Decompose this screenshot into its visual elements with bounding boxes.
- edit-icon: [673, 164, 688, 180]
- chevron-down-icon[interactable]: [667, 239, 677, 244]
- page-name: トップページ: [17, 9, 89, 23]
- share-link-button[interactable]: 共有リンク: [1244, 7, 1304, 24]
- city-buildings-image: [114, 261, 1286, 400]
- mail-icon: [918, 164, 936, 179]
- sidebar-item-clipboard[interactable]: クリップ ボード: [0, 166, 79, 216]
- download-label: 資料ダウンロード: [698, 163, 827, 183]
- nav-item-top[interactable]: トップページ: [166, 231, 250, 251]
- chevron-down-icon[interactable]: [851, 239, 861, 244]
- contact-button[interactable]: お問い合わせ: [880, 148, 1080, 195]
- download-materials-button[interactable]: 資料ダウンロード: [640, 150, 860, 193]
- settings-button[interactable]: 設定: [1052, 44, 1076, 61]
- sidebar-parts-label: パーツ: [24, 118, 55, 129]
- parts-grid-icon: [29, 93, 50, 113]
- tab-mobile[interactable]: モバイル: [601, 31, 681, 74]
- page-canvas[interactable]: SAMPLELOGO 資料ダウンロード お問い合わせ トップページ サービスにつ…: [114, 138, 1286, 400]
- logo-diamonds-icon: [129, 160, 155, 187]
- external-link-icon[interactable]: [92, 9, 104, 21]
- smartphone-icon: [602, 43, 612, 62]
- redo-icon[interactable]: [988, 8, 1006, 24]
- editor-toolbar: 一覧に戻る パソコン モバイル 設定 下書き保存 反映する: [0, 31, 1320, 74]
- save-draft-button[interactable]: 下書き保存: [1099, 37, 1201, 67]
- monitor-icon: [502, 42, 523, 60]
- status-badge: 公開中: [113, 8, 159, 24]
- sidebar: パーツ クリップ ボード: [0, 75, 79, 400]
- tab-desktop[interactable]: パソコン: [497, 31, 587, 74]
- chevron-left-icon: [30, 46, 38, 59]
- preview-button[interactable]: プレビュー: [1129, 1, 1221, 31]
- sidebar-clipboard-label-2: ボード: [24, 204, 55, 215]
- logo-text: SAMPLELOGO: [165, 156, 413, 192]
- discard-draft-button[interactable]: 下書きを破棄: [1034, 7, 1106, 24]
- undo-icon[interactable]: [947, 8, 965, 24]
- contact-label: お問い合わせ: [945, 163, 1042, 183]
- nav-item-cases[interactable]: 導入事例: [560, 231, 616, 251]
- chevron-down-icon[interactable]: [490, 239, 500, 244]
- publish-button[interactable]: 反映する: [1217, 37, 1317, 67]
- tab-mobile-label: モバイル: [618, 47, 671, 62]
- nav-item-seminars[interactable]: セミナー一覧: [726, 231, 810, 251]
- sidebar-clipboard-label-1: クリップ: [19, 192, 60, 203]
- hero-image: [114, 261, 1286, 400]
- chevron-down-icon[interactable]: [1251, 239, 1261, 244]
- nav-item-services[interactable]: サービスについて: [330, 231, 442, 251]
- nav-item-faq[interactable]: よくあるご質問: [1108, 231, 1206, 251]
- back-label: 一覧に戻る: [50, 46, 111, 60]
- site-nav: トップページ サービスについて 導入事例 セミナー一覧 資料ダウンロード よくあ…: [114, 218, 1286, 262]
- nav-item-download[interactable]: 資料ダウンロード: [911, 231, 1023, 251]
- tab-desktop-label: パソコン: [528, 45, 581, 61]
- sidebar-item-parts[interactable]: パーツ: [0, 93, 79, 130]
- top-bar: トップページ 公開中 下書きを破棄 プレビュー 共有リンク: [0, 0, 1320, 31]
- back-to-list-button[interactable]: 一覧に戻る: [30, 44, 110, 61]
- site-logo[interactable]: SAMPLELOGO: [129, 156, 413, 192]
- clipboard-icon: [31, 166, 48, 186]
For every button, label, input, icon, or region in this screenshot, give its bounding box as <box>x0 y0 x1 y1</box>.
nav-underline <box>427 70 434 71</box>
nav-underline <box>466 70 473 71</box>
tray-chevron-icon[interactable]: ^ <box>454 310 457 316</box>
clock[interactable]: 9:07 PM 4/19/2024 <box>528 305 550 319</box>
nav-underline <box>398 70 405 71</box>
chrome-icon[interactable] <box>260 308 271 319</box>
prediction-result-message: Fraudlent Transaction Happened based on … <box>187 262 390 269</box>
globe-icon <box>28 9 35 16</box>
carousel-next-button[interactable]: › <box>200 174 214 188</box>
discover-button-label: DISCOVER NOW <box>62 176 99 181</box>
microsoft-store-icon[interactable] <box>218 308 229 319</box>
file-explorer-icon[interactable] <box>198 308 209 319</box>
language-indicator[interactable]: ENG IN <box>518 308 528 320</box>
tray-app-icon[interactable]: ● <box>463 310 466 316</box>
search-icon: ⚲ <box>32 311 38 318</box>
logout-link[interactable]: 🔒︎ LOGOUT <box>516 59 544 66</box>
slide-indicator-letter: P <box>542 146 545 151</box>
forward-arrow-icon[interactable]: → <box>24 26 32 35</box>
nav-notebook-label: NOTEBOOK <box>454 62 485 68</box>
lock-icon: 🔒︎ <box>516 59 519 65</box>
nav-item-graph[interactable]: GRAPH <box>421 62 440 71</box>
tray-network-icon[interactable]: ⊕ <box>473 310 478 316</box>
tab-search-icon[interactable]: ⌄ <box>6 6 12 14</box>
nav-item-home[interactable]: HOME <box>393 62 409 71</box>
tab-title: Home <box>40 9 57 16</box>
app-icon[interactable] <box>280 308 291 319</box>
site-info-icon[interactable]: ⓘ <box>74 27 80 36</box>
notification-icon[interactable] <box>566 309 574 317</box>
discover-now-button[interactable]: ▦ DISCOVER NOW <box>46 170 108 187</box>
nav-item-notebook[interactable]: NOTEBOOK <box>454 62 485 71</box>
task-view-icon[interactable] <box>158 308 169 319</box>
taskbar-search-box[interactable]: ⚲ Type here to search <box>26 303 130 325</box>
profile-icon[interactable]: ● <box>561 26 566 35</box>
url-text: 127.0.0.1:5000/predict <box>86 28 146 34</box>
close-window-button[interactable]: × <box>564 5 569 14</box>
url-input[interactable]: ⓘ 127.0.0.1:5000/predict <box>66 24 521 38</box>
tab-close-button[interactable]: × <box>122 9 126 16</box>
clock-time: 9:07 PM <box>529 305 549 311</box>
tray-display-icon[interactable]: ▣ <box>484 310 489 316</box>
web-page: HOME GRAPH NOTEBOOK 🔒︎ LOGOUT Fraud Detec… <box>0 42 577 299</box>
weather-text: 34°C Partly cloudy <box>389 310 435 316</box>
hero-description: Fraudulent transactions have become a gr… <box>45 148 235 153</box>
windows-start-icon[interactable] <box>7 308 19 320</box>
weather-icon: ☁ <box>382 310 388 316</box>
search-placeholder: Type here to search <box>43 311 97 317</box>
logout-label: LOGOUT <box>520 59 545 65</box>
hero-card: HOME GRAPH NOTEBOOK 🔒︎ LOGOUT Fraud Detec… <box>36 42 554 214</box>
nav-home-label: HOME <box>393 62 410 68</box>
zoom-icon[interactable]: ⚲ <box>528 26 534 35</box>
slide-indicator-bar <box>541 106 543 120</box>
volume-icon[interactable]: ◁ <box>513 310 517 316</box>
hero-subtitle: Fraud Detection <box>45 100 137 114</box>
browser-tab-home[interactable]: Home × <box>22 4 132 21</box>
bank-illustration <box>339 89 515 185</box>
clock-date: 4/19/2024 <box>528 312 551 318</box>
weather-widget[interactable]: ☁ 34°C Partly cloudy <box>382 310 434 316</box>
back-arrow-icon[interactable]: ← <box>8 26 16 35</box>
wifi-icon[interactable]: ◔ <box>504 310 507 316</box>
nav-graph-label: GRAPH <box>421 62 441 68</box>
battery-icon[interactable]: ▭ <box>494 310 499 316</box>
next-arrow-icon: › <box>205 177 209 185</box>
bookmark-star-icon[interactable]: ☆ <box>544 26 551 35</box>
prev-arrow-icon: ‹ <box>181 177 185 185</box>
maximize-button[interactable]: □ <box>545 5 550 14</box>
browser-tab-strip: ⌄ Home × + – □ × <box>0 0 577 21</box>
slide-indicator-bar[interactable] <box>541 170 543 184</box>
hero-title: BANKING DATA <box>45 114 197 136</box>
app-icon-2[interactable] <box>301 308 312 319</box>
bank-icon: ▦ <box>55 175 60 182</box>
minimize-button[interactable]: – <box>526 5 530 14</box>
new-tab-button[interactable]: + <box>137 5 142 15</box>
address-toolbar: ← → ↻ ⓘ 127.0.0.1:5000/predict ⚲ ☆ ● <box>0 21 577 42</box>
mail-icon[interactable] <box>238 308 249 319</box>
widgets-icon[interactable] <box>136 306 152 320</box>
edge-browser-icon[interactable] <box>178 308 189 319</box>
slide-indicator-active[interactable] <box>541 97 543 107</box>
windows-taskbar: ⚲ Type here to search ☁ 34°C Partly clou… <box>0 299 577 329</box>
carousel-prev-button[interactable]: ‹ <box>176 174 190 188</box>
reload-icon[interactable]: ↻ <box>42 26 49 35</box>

####################

**Stated problem:**
Can you output the records word for word, starting at their first line and stopping after the line that contains "- save-draft-button[interactable]: 下書き保存: [1099, 37, 1201, 67]"?

**Written reply:**
Decompose this screenshot into its visual elements with bounding boxes.
- edit-icon: [673, 164, 688, 180]
- chevron-down-icon[interactable]: [667, 239, 677, 244]
- page-name: トップページ: [17, 9, 89, 23]
- share-link-button[interactable]: 共有リンク: [1244, 7, 1304, 24]
- city-buildings-image: [114, 261, 1286, 400]
- mail-icon: [918, 164, 936, 179]
- sidebar-item-clipboard[interactable]: クリップ ボード: [0, 166, 79, 216]
- download-label: 資料ダウンロード: [698, 163, 827, 183]
- nav-item-top[interactable]: トップページ: [166, 231, 250, 251]
- chevron-down-icon[interactable]: [851, 239, 861, 244]
- contact-button[interactable]: お問い合わせ: [880, 148, 1080, 195]
- download-materials-button[interactable]: 資料ダウンロード: [640, 150, 860, 193]
- settings-button[interactable]: 設定: [1052, 44, 1076, 61]
- sidebar-parts-label: パーツ: [24, 118, 55, 129]
- parts-grid-icon: [29, 93, 50, 113]
- tab-mobile[interactable]: モバイル: [601, 31, 681, 74]
- page-canvas[interactable]: SAMPLELOGO 資料ダウンロード お問い合わせ トップページ サービスにつ…: [114, 138, 1286, 400]
- logo-diamonds-icon: [129, 160, 155, 187]
- external-link-icon[interactable]: [92, 9, 104, 21]
- smartphone-icon: [602, 43, 612, 62]
- redo-icon[interactable]: [988, 8, 1006, 24]
- editor-toolbar: 一覧に戻る パソコン モバイル 設定 下書き保存 反映する: [0, 31, 1320, 74]
- save-draft-button[interactable]: 下書き保存: [1099, 37, 1201, 67]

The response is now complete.